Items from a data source
-- Begin --
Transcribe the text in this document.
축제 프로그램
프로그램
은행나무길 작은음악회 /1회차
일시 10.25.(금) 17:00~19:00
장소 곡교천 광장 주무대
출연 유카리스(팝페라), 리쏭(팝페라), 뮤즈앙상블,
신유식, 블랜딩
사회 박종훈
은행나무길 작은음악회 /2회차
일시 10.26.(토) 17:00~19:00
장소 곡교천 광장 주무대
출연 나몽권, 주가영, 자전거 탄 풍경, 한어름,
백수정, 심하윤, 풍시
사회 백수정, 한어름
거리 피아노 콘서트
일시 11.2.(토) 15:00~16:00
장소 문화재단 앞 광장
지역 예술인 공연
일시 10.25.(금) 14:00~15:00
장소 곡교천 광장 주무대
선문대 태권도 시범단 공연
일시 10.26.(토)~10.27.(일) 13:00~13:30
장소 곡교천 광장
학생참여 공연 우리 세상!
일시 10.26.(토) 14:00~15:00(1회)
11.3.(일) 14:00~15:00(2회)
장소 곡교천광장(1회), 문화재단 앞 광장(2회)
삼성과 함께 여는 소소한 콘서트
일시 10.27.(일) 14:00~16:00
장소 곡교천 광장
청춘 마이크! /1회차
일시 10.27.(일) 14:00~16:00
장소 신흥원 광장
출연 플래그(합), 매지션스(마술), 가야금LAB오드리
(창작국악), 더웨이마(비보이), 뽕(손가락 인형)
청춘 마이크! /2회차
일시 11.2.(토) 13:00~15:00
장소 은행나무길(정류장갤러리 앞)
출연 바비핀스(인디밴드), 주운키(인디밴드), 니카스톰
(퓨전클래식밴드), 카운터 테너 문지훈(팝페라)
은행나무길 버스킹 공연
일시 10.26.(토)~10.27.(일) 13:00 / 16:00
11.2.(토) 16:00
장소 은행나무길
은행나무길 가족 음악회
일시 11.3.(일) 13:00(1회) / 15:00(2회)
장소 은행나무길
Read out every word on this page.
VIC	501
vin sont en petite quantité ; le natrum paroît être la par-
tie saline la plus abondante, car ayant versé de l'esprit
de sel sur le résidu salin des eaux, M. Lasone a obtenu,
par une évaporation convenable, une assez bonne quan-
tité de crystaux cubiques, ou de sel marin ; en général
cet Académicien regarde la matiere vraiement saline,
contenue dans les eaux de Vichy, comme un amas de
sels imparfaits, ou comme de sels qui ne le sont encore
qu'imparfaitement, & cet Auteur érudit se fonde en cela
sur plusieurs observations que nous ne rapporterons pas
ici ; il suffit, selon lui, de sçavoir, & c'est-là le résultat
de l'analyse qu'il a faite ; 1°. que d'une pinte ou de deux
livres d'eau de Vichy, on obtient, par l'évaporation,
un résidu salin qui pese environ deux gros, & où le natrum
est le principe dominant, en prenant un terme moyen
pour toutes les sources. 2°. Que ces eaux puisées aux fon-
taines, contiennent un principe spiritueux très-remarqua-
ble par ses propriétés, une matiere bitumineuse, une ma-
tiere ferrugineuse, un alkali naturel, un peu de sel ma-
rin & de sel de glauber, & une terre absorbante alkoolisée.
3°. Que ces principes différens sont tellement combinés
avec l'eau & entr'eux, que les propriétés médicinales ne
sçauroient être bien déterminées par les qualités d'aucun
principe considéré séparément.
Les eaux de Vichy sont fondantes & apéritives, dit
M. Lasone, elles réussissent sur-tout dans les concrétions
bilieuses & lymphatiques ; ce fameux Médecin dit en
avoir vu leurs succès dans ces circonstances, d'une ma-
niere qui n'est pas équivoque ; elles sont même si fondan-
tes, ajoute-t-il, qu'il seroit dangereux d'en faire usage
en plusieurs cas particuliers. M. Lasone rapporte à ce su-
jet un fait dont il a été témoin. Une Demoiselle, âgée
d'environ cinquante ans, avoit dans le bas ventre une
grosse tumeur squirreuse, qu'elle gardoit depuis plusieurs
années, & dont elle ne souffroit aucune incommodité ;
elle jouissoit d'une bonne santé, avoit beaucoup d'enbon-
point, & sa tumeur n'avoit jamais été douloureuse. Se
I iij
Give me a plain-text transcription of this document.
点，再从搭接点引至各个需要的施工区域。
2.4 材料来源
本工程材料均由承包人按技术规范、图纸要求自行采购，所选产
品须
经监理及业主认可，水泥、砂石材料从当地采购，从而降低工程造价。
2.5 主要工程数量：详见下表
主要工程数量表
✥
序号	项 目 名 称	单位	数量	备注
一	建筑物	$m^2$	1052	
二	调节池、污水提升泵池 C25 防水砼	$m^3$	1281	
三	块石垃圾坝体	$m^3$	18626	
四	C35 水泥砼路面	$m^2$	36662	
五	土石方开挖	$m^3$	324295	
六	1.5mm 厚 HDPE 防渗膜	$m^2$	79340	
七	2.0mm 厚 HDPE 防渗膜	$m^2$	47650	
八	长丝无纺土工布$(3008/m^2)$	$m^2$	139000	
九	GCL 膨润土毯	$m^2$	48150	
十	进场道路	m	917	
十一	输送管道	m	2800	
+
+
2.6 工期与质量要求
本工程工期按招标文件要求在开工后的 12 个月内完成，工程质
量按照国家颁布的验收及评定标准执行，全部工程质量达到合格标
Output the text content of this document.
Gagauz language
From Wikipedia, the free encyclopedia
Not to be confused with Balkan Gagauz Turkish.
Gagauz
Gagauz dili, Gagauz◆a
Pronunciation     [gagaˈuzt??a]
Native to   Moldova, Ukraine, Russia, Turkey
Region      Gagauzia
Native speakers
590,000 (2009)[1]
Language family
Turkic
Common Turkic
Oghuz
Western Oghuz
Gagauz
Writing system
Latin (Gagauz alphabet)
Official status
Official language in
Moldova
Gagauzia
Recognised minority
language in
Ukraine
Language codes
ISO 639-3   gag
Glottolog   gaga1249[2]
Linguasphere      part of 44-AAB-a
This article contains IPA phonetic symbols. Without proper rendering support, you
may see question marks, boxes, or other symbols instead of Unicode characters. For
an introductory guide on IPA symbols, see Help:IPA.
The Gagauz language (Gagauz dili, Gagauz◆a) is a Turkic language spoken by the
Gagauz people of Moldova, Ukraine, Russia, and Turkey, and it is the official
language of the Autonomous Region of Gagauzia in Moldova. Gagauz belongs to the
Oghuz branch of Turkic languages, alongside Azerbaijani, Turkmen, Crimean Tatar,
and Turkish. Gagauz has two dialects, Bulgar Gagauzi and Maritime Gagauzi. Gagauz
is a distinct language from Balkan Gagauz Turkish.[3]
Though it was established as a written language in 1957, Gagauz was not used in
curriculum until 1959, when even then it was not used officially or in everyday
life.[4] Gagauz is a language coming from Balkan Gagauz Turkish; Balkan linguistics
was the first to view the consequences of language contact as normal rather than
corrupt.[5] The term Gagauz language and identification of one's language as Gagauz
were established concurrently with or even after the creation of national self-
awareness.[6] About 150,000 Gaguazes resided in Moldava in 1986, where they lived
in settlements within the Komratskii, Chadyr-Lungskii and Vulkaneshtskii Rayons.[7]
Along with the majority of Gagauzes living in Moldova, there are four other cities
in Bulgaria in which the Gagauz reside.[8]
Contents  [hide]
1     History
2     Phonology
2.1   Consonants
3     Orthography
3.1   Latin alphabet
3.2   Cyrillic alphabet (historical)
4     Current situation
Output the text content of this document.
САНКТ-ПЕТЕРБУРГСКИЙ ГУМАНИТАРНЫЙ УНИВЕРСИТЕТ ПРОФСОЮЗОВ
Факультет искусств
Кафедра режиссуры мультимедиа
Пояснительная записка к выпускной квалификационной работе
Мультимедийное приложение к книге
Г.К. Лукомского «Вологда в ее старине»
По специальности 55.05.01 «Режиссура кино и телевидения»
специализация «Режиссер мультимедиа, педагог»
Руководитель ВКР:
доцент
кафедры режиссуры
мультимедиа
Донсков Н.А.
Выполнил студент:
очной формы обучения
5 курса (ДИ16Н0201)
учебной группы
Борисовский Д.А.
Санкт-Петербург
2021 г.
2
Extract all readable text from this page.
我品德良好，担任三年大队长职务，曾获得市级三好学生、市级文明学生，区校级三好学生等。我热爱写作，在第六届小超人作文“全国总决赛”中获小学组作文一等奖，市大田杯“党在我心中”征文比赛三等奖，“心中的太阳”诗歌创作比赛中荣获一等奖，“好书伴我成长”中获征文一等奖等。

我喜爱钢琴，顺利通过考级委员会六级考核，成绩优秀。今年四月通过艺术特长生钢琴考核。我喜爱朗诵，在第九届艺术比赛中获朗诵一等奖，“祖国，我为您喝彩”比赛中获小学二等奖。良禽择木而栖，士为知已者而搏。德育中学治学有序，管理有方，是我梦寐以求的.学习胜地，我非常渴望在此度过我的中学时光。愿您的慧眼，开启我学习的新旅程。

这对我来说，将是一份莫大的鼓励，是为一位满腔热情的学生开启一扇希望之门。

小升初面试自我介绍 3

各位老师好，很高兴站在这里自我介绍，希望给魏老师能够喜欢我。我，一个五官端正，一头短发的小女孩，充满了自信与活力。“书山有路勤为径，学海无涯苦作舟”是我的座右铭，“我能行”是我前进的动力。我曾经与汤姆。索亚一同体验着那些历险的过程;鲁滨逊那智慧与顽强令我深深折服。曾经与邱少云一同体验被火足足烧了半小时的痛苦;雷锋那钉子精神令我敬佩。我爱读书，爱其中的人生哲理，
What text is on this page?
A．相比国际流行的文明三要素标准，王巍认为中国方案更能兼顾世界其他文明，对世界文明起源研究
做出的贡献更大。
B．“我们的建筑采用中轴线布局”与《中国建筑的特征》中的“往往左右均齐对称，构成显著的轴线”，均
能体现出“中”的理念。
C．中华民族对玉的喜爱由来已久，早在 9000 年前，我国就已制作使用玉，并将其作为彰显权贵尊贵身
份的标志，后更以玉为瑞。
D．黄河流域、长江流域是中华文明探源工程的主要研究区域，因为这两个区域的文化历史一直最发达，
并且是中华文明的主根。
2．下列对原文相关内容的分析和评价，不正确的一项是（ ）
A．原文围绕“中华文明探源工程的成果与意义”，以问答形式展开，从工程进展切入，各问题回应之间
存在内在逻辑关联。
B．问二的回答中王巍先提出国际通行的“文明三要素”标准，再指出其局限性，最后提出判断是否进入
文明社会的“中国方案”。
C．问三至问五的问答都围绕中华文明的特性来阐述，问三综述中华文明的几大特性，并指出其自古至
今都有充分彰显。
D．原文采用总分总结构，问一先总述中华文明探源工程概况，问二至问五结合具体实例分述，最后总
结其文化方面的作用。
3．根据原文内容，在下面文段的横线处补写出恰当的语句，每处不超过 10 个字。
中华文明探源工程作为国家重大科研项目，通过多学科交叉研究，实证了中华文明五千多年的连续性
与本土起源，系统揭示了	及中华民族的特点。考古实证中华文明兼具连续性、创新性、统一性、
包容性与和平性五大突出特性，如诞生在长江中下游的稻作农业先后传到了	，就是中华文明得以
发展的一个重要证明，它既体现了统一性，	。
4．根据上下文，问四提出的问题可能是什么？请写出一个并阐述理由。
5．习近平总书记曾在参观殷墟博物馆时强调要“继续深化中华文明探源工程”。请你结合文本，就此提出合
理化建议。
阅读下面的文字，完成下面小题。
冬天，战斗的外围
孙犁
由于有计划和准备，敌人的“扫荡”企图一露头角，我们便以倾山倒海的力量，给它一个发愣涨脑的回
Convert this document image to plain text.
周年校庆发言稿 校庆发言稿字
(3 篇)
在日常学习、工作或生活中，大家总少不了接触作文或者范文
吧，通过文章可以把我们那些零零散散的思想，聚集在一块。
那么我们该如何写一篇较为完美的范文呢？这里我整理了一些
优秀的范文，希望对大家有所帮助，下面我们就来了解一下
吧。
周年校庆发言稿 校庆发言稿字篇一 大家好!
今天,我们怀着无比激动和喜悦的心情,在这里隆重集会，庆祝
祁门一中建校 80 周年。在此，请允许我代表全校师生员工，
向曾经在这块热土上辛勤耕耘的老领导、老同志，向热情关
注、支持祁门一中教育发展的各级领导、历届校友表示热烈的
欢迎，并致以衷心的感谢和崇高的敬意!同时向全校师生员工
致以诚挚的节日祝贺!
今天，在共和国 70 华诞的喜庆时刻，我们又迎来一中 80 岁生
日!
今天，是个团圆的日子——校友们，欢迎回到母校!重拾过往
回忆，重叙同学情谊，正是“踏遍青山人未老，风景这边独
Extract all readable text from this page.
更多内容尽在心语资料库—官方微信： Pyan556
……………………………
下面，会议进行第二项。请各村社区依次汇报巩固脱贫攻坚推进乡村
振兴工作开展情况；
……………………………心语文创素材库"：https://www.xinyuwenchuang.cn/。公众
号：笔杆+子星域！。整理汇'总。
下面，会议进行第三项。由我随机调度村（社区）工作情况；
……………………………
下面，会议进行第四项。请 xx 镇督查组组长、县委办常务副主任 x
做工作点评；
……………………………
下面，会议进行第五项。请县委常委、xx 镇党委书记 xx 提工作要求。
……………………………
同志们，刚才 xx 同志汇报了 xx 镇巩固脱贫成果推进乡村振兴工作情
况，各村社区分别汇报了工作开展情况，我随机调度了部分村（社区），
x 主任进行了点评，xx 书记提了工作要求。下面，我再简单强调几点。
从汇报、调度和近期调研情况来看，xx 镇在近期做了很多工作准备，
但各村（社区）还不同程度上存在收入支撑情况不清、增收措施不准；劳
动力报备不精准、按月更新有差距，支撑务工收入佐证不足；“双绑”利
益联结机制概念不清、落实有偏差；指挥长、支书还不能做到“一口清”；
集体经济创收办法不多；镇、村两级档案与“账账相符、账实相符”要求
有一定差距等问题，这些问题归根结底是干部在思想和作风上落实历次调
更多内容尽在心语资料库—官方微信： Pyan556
-- End --
→ Short task: Copy each line of the data that contains the word "Latin".

→ Written answer:
Latin (Gagauz alphabet)
3.1   Latin alphabet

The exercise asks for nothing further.